● **Written instruction**
Reproduce the listing below verbatim.

-- BEGIN Dataset content --

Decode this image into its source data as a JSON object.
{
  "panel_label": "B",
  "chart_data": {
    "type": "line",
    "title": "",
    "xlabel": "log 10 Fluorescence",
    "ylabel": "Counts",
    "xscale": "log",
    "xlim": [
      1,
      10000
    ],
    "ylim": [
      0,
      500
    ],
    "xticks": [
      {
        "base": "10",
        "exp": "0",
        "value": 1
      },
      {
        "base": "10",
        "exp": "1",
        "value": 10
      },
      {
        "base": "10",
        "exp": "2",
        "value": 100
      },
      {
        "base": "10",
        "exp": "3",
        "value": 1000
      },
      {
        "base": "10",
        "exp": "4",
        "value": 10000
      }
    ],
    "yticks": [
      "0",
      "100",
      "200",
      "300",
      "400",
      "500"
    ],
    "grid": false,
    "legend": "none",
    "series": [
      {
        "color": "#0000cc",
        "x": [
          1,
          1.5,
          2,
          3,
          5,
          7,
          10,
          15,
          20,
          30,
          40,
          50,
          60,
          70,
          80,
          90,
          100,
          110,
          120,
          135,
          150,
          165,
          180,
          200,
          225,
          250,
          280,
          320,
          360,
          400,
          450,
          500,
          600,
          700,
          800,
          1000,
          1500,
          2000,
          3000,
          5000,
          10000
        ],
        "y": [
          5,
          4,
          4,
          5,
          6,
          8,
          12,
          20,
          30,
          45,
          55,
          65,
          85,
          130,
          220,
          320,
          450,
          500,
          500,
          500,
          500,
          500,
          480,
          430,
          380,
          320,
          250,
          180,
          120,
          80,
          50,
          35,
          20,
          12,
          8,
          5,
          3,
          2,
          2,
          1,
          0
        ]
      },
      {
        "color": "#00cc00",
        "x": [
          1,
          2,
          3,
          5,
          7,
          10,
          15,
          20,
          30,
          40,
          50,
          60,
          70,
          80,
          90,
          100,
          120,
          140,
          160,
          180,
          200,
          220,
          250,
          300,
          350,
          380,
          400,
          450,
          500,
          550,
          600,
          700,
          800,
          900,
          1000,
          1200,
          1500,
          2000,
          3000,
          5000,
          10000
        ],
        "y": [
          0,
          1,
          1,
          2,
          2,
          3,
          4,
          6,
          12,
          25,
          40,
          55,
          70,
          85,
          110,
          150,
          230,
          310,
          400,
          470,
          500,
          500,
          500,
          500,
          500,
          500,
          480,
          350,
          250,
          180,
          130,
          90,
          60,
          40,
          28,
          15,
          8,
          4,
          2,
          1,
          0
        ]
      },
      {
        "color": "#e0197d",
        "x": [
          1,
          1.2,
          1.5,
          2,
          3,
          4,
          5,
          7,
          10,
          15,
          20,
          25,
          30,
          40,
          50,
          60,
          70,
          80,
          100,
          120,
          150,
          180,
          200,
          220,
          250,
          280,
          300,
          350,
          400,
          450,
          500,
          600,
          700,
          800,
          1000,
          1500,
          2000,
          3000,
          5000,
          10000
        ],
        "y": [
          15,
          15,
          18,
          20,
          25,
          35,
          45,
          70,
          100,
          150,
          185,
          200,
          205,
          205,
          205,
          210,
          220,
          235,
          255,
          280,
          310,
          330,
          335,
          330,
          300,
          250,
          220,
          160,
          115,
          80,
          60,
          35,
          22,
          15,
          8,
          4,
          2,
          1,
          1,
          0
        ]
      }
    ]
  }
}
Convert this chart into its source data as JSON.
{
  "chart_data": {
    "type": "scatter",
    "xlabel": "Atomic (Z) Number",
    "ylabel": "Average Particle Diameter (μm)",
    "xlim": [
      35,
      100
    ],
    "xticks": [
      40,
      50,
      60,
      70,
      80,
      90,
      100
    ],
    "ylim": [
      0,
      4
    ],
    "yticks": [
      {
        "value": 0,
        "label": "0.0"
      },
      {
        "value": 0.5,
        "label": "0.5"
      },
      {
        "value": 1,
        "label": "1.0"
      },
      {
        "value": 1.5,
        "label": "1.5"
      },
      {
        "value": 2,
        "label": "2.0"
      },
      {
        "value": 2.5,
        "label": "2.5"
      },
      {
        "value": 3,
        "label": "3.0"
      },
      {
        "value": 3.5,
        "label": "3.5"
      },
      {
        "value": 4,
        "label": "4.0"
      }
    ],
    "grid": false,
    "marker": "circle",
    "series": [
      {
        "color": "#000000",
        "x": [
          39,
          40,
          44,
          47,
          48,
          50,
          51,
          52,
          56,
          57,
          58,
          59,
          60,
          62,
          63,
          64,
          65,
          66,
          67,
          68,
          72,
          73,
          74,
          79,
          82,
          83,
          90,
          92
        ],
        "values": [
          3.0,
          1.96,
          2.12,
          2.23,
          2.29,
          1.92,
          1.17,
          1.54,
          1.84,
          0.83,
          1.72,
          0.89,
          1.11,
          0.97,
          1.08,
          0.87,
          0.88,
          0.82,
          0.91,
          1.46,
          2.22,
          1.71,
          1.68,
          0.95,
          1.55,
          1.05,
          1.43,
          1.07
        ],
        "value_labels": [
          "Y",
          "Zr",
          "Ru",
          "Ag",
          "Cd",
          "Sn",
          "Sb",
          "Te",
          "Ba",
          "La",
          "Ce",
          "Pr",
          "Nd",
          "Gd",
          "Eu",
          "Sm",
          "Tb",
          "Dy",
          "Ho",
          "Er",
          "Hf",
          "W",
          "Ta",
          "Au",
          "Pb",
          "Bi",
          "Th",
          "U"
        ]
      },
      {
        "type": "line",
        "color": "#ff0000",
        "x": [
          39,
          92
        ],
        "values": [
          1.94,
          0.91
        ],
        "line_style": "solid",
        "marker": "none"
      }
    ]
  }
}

-- END Dataset content --

● **Solution below**
Decode this image into its source data as a JSON object.
{
  "panel_label": "B",
  "chart_data": {
    "type": "line",
    "title": "",
    "xlabel": "log 10 Fluorescence",
    "ylabel": "Counts",
    "xscale": "log",
    "xlim": [
      1,
      10000
    ],
    "ylim": [
      0,
      500
    ],
    "xticks": [
      {
        "base": "10",
        "exp": "0",
        "value": 1
      },
      {
        "base": "10",
        "exp": "1",
        "value": 10
      },
      {
        "base": "10",
        "exp": "2",
        "value": 100
      },
      {
        "base": "10",
        "exp": "3",
        "value": 1000
      },
      {
        "base": "10",
        "exp": "4",
        "value": 10000
      }
    ],
    "yticks": [
      "0",
      "100",
      "200",
      "300",
      "400",
      "500"
    ],
    "grid": false,
    "legend": "none",
    "series": [
      {
        "color": "#0000cc",
        "x": [
          1,
          1.5,
          2,
          3,
          5,
          7,
          10,
          15,
          20,
          30,
          40,
          50,
          60,
          70,
          80,
          90,
          100,
          110,
          120,
          135,
          150,
          165,
          180,
          200,
          225,
          250,
          280,
          320,
          360,
          400,
          450,
          500,
          600,
          700,
          800,
          1000,
          1500,
          2000,
          3000,
          5000,
          10000
        ],
        "y": [
          5,
          4,
          4,
          5,
          6,
          8,
          12,
          20,
          30,
          45,
          55,
          65,
          85,
          130,
          220,
          320,
          450,
          500,
          500,
          500,
          500,
          500,
          480,
          430,
          380,
          320,
          250,
          180,
          120,
          80,
          50,
          35,
          20,
          12,
          8,
          5,
          3,
          2,
          2,
          1,
          0
        ]
      },
      {
        "color": "#00cc00",
        "x": [
          1,
          2,
          3,
          5,
          7,
          10,
          15,
          20,
          30,
          40,
          50,
          60,
          70,
          80,
          90,
          100,
          120,
          140,
          160,
          180,
          200,
          220,
          250,
          300,
          350,
          380,
          400,
          450,
          500,
          550,
          600,
          700,
          800,
          900,
          1000,
          1200,
          1500,
          2000,
          3000,
          5000,
          10000
        ],
        "y": [
          0,
          1,
          1,
          2,
          2,
          3,
          4,
          6,
          12,
          25,
          40,
          55,
          70,
          85,
          110,
          150,
          230,
          310,
          400,
          470,
          500,
          500,
          500,
          500,
          500,
          500,
          480,
          350,
          250,
          180,
          130,
          90,
          60,
          40,
          28,
          15,
          8,
          4,
          2,
          1,
          0
        ]
      },
      {
        "color": "#e0197d",
        "x": [
          1,
          1.2,
          1.5,
          2,
          3,
          4,
          5,
          7,
          10,
          15,
          20,
          25,
          30,
          40,
          50,
          60,
          70,
          80,
          100,
          120,
          150,
          180,
          200,
          220,
          250,
          280,
          300,
          350,
          400,
          450,
          500,
          600,
          700,
          800,
          1000,
          1500,
          2000,
          3000,
          5000,
          10000
        ],
        "y": [
          15,
          15,
          18,
          20,
          25,
          35,
          45,
          70,
          100,
          150,
          185,
          200,
          205,
          205,
          205,
          210,
          220,
          235,
          255,
          280,
          310,
          330,
          335,
          330,
          300,
          250,
          220,
          160,
          115,
          80,
          60,
          35,
          22,
          15,
          8,
          4,
          2,
          1,
          1,
          0
        ]
      }
    ]
  }
}
Convert this chart into its source data as JSON.
{
  "chart_data": {
    "type": "scatter",
    "xlabel": "Atomic (Z) Number",
    "ylabel": "Average Particle Diameter (μm)",
    "xlim": [
      35,
      100
    ],
    "xticks": [
      40,
      50,
      60,
      70,
      80,
      90,
      100
    ],
    "ylim": [
      0,
      4
    ],
    "yticks": [
      {
        "value": 0,
        "label": "0.0"
      },
      {
        "value": 0.5,
        "label": "0.5"
      },
      {
        "value": 1,
        "label": "1.0"
      },
      {
        "value": 1.5,
        "label": "1.5"
      },
      {
        "value": 2,
        "label": "2.0"
      },
      {
        "value": 2.5,
        "label": "2.5"
      },
      {
        "value": 3,
        "label": "3.0"
      },
      {
        "value": 3.5,
        "label": "3.5"
      },
      {
        "value": 4,
        "label": "4.0"
      }
    ],
    "grid": false,
    "marker": "circle",
    "series": [
      {
        "color": "#000000",
        "x": [
          39,
          40,
          44,
          47,
          48,
          50,
          51,
          52,
          56,
          57,
          58,
          59,
          60,
          62,
          63,
          64,
          65,
          66,
          67,
          68,
          72,
          73,
          74,
          79,
          82,
          83,
          90,
          92
        ],
        "values": [
          3.0,
          1.96,
          2.12,
          2.23,
          2.29,
          1.92,
          1.17,
          1.54,
          1.84,
          0.83,
          1.72,
          0.89,
          1.11,
          0.97,
          1.08,
          0.87,
          0.88,
          0.82,
          0.91,
          1.46,
          2.22,
          1.71,
          1.68,
          0.95,
          1.55,
          1.05,
          1.43,
          1.07
        ],
        "value_labels": [
          "Y",
          "Zr",
          "Ru",
          "Ag",
          "Cd",
          "Sn",
          "Sb",
          "Te",
          "Ba",
          "La",
          "Ce",
          "Pr",
          "Nd",
          "Gd",
          "Eu",
          "Sm",
          "Tb",
          "Dy",
          "Ho",
          "Er",
          "Hf",
          "W",
          "Ta",
          "Au",
          "Pb",
          "Bi",
          "Th",
          "U"
        ]
      },
      {
        "type": "line",
        "color": "#ff0000",
        "x": [
          39,
          92
        ],
        "values": [
          1.94,
          0.91
        ],
        "line_style": "solid",
        "marker": "none"
      }
    ]
  }
}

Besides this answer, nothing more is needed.